### Task
What you return should be each line of the data containing the string "parts".

Records of document pages and text:
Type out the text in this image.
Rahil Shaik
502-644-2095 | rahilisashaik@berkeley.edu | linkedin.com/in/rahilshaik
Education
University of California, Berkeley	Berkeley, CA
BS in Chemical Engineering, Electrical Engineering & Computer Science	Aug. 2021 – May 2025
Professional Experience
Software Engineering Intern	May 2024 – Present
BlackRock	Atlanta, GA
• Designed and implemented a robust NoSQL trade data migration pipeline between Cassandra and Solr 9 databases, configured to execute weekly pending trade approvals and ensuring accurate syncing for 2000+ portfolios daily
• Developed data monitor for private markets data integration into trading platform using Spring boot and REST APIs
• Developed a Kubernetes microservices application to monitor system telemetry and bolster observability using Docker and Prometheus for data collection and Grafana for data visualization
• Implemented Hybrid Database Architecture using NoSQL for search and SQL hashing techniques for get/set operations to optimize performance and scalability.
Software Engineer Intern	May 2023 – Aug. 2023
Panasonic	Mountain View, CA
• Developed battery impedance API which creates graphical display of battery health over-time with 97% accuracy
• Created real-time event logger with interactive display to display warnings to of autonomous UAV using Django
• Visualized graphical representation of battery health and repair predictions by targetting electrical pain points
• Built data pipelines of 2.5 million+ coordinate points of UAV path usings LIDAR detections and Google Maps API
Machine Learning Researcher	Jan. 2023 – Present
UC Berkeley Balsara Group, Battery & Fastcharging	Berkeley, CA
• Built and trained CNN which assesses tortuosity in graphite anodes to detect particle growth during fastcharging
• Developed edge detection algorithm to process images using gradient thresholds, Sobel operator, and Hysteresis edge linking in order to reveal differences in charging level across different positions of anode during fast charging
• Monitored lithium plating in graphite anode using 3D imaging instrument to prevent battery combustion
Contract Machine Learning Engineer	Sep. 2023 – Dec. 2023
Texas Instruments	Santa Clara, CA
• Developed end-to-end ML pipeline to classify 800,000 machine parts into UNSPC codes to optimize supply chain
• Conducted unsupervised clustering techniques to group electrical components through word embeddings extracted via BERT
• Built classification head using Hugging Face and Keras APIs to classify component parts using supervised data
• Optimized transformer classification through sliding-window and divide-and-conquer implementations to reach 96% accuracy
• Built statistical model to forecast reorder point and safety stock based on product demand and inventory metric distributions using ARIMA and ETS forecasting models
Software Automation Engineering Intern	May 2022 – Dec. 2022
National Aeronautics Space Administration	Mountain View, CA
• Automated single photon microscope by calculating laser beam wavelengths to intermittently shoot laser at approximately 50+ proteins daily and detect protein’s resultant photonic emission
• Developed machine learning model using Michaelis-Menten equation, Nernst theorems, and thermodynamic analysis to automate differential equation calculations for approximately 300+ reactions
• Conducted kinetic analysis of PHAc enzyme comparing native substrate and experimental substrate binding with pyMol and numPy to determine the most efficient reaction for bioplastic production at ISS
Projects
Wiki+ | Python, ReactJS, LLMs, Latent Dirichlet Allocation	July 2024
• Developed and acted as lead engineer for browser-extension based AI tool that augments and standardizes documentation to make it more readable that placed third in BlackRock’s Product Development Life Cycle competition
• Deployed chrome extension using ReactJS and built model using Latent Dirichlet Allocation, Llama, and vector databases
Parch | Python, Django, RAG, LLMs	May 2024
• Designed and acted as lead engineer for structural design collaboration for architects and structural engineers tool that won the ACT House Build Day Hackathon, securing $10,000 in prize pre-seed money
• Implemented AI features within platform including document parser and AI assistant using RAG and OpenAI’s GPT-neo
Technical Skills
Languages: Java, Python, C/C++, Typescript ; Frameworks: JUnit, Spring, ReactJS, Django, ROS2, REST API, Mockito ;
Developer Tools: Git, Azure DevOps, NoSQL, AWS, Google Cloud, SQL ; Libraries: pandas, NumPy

### Response area
• Developed end-to-end ML pipeline to classify 800,000 machine parts into UNSPC codes to optimize supply chain
• Built classification head using Hugging Face and Keras APIs to classify component parts using supervised data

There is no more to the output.